### SET TASK
Report how many lines below contain the word "العقد". Give only the number.

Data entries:
+===+

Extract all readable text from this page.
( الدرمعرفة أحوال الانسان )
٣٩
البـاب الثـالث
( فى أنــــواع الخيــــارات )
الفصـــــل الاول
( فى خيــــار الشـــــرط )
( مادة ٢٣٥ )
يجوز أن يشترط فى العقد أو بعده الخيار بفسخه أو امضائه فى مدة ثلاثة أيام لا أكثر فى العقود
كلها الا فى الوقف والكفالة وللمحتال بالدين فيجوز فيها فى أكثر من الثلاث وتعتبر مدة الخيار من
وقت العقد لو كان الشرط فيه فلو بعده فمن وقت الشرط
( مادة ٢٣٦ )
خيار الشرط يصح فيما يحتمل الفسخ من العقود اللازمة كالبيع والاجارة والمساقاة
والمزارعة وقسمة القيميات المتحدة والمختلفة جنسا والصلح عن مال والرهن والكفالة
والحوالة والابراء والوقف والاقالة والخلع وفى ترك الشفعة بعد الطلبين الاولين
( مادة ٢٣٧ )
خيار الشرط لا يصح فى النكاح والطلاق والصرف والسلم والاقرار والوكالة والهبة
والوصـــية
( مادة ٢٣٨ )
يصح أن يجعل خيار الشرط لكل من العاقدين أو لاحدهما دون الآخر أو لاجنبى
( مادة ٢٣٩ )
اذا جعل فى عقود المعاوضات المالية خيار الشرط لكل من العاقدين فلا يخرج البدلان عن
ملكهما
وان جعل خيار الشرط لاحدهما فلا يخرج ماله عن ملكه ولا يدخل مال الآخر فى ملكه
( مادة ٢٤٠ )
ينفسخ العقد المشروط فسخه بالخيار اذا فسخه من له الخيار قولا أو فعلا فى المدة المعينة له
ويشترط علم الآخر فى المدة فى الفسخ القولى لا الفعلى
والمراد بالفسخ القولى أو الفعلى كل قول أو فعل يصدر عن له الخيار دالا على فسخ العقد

+===+

### FULL ANSWER
4